# Provided text:
◇ ◇ ◇
You are viewing a plain text version of this content. The canonical link for it is here.
Posted to user@nutch.apache.org by Martin Bayly <Ma...@taglocity.com> on 2007/07/18 19:55:14 UTC

Newbie question about Nutch query architecture - multiple indexes

Fairly new to Lucene/Nutch and Search in general - so bear with me.

 

Using Lucene in an application and (although not a concern yet) want to
understand implications for scalability going forward.

 

I was reading in the Lucene in Action book Nutch case study, about how
Nutch splits its indexes across many machines.

 

<snip>

"The Query Handler does some light processing of the query and forwards
the search terms to a large set of Index Searcher machines."

 

"There are now many streams of search results that come back to the
Query Handler. The Query Handler collates the results, finding the best
ranking across all of them."

 

"The Query Handler asks each Index Searcher for only a small number of
documents (usually 10)"

</snip>

 

What I don't follow is what are the implications of splitting the
indexes in this way for relevancy?  Let's say the first 20 docs on Index
Searcher machine A are highly relevant and the first 10 docs on Index
Searcher machine B are not very relevant.  But if I understand
correctly, the user will see only 10 docs from machine A and 10 docs
from machine B. i.e. docs 11-20 in the search result will not be very
relevant?

 

Not sure I really see a way around this - I guess one of the critical
things is how you choose to split your indexes?  My impression is Nutch
does this based on the URL of the content being indexed? 

 

Thanks for any insights

Martin
◇ ◇ ◇
# Task instructions:
[A] In the Nutch forum post, translate this sentence into Spanish: "The Query Handler collates the results, finding the best ranking across all of them."
[B] Condense the paragraph of the Nutch forum post that opens "What I don't follow is" into two or three shorter sentences that keep its main facts.
[C] Answer these from the Nutch forum post, one line each:
(i) In which book's case study did the poster read about Nutch splitting its indexes?
(ii) How many documents does the Query Handler usually ask each Index Searcher for?
(iii) On what does the poster believe Nutch bases the splitting of its indexes?

# Given data:
◇ ◇ ◇
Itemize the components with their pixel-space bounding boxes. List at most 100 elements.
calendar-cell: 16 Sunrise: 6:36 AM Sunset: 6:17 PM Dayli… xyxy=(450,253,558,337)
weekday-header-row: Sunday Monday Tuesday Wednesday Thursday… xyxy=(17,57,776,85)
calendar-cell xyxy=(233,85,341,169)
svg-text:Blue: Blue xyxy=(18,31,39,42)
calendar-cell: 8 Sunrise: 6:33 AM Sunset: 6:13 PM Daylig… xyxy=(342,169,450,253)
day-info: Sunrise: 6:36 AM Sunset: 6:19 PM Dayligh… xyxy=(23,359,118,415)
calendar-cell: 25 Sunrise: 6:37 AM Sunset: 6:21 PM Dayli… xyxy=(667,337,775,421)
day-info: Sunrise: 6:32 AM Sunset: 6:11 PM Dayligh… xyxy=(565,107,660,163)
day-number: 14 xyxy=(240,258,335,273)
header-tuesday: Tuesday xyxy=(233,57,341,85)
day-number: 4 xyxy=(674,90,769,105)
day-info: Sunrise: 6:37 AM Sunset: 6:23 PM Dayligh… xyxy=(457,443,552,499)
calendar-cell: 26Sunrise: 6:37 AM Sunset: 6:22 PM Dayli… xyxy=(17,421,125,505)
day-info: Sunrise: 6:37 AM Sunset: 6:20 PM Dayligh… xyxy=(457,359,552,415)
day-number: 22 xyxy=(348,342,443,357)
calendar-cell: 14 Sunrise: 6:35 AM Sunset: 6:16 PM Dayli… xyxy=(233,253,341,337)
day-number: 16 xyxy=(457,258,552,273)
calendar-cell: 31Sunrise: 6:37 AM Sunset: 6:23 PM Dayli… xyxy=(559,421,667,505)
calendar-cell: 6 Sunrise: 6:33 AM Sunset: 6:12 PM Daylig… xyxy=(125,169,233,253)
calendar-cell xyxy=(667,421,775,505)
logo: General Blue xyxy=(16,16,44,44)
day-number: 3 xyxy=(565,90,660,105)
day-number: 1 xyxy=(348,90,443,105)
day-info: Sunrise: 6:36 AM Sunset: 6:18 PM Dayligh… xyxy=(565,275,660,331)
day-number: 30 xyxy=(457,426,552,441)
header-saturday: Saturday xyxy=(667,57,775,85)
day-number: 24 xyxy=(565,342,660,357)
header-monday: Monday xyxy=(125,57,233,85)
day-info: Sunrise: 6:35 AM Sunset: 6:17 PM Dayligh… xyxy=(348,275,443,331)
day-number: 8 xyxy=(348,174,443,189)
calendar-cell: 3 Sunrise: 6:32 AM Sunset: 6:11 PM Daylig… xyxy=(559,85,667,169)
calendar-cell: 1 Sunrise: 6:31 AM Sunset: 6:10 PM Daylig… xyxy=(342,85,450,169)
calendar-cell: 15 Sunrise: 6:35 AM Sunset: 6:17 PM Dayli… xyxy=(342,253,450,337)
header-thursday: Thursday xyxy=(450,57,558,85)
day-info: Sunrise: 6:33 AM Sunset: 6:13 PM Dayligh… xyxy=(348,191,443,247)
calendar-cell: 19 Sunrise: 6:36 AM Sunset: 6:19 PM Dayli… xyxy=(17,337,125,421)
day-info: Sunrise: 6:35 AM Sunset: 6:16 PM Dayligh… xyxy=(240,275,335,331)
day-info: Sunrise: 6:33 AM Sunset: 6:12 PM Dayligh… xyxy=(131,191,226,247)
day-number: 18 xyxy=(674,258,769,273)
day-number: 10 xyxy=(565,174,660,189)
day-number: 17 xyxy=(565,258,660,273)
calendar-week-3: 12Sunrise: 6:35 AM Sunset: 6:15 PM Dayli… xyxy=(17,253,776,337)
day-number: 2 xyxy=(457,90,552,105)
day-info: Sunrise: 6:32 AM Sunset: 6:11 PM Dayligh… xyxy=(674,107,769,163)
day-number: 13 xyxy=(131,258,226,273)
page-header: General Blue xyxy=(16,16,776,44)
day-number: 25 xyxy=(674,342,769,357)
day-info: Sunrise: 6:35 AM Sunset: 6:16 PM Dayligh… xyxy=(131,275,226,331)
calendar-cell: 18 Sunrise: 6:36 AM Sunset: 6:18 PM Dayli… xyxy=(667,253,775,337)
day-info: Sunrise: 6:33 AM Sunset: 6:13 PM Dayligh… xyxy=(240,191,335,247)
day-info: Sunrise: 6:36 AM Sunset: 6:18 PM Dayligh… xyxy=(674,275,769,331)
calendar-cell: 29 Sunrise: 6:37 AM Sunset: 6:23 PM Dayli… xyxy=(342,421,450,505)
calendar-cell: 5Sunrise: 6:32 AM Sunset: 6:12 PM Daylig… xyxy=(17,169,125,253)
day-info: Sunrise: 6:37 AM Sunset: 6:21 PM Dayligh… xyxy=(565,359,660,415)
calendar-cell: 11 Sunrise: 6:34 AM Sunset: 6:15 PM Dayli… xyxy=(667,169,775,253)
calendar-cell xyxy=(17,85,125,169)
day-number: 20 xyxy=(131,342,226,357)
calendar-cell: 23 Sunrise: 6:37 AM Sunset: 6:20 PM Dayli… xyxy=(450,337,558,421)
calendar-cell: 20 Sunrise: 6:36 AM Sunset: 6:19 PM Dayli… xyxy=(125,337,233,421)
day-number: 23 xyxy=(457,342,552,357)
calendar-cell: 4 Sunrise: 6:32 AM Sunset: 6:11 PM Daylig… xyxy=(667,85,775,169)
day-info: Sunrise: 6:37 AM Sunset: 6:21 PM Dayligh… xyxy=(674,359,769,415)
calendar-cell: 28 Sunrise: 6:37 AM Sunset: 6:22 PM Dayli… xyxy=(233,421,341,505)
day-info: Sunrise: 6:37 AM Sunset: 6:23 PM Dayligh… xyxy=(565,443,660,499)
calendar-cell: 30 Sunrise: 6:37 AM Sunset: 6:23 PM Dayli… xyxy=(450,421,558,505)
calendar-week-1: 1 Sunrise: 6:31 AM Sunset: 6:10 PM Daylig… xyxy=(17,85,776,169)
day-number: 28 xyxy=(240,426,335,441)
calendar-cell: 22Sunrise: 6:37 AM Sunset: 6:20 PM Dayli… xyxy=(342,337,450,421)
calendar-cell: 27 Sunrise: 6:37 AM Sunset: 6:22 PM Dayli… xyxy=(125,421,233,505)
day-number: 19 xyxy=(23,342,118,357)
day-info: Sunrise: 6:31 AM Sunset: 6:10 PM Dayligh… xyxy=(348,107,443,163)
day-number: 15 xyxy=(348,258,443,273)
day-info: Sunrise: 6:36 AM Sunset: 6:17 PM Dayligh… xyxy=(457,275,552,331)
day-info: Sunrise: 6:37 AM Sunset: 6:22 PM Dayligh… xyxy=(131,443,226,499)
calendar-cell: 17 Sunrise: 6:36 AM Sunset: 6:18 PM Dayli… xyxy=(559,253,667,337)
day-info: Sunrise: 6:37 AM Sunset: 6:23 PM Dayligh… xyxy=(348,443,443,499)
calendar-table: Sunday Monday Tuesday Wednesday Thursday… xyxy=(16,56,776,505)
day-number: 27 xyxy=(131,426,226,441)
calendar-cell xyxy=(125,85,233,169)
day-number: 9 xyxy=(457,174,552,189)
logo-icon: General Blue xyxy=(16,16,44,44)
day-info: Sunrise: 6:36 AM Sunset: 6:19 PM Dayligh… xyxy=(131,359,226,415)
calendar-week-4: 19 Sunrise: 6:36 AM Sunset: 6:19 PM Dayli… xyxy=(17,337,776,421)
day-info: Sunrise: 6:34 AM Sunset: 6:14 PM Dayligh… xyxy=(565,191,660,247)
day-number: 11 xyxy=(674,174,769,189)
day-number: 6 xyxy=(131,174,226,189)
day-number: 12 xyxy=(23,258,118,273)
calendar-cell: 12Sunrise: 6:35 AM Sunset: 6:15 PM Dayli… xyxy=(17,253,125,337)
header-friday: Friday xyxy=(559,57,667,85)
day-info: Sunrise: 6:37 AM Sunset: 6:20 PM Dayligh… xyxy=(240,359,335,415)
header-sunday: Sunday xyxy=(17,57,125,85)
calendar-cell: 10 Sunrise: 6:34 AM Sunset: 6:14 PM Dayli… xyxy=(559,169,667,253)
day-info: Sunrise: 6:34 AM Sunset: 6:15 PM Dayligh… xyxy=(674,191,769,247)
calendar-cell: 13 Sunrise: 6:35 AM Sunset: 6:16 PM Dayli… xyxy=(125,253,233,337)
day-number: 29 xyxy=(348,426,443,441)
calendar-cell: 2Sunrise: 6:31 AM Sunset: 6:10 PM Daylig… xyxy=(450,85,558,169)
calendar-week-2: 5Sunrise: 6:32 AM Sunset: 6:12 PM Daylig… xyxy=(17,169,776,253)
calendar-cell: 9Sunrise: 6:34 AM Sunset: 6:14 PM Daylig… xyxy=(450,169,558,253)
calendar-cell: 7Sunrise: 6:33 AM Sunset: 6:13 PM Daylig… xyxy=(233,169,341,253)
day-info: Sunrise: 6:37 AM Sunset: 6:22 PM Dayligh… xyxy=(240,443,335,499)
◇ ◇ ◇
# Answers below:
[A] El Query Handler coteja los resultados y encuentra la mejor clasificación entre todos ellos.

[B] The poster asks how splitting indexes across machines affects relevancy. Suppose machine A's first 20 docs are highly relevant but machine B's first 10 are not. If the user sees only 10 docs from each machine, docs 11-20 in the results would not be very relevant.

[C]
(i) Lucene in Action
(ii) Usually 10
(iii) The URL of the content being indexed